=== What to do ===
Lines before the one containing "Transcribe the text in this document." are excluded; print that line and every line after it through the end of the material below, exactly.
┌──
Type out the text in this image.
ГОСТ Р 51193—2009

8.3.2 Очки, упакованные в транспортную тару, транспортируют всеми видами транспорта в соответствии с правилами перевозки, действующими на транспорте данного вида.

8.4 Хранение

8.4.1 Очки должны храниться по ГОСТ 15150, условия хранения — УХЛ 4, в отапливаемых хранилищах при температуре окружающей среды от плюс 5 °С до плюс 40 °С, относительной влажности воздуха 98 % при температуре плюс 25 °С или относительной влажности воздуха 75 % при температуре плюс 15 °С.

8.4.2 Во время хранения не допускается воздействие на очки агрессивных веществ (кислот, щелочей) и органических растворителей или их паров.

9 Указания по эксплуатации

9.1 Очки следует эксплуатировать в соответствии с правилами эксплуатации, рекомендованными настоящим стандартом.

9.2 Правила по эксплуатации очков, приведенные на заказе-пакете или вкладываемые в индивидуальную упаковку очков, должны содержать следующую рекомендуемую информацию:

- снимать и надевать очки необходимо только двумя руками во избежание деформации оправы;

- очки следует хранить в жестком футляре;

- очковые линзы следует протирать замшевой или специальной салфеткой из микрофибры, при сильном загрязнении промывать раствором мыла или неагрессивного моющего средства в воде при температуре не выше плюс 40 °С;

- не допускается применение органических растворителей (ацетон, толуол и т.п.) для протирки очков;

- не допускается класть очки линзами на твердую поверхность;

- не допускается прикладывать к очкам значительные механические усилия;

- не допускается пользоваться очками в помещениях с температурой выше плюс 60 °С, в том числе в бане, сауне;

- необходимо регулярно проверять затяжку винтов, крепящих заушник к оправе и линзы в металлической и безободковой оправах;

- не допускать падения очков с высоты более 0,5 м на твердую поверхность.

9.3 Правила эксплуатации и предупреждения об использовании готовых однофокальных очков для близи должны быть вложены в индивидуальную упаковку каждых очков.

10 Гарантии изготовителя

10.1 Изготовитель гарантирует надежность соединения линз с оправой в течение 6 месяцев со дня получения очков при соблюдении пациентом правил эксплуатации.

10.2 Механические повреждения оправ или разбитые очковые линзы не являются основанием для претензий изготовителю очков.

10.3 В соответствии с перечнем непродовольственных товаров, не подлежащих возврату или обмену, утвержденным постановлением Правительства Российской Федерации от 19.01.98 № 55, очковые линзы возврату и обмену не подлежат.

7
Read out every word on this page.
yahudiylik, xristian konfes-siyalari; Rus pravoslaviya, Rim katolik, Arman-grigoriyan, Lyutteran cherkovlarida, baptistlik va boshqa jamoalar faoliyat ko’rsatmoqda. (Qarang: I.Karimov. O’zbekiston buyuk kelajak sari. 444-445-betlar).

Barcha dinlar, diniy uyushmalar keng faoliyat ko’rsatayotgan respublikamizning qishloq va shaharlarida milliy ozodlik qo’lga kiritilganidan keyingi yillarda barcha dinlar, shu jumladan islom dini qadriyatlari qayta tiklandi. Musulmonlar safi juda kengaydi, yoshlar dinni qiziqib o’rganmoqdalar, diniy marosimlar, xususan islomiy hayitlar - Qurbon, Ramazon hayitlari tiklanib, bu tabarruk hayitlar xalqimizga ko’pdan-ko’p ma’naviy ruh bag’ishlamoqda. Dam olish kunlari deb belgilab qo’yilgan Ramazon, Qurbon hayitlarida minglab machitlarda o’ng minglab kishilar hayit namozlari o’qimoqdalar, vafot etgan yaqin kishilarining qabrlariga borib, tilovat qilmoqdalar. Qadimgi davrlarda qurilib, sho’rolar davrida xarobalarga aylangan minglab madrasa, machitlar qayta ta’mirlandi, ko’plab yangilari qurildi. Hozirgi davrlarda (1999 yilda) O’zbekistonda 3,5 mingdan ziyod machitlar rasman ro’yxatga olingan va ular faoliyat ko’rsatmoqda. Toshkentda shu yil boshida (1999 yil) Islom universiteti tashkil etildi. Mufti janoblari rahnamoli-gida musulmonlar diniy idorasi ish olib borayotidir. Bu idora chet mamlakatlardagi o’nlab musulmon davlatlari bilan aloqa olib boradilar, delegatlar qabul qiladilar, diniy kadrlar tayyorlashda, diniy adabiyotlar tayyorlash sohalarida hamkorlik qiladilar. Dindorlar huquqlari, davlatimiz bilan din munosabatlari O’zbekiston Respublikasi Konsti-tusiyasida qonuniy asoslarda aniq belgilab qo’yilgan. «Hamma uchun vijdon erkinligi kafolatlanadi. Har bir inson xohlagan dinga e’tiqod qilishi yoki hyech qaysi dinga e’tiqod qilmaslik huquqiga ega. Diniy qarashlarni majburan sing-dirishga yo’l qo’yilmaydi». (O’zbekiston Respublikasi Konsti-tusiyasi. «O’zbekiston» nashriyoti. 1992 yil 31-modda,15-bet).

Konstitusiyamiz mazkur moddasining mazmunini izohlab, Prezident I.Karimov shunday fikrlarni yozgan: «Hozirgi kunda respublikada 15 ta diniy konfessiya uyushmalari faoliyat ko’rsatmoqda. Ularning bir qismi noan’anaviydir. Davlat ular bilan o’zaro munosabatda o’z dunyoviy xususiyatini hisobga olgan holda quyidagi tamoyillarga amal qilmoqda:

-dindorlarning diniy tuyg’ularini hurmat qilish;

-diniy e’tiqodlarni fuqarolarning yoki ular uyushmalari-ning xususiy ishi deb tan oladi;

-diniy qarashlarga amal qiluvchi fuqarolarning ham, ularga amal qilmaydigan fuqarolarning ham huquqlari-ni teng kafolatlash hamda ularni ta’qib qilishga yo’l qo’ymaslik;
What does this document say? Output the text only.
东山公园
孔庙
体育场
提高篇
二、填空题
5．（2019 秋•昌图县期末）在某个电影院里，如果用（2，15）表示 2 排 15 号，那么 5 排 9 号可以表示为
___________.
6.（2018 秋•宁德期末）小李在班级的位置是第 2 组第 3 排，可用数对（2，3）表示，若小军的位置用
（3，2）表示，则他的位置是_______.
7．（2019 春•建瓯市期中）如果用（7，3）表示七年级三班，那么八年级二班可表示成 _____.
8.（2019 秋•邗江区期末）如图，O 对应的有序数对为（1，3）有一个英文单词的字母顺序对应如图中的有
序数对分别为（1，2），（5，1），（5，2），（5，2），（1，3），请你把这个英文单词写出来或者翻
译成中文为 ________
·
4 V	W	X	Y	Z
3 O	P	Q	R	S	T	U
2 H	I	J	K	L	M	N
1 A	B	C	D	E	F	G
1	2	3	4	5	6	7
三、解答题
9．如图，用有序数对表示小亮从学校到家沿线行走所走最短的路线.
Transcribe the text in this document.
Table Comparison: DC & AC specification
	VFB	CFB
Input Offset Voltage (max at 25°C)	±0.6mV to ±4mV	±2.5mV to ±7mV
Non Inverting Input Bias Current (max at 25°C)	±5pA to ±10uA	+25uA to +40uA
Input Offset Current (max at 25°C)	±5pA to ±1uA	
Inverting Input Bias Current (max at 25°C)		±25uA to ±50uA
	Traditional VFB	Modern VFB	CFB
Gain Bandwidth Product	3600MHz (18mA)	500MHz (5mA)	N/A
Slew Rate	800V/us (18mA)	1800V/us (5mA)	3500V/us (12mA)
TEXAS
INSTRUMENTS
└──
=== Expected answer ===
Transcribe the text in this document.
Table Comparison: DC & AC specification
	VFB	CFB
Input Offset Voltage (max at 25°C)	±0.6mV to ±4mV	±2.5mV to ±7mV
Non Inverting Input Bias Current (max at 25°C)	±5pA to ±10uA	+25uA to +40uA
Input Offset Current (max at 25°C)	±5pA to ±1uA	
Inverting Input Bias Current (max at 25°C)		±25uA to ±50uA
	Traditional VFB	Modern VFB	CFB
Gain Bandwidth Product	3600MHz (18mA)	500MHz (5mA)	N/A
Slew Rate	800V/us (18mA)	1800V/us (5mA)	3500V/us (12mA)
TEXAS
INSTRUMENTS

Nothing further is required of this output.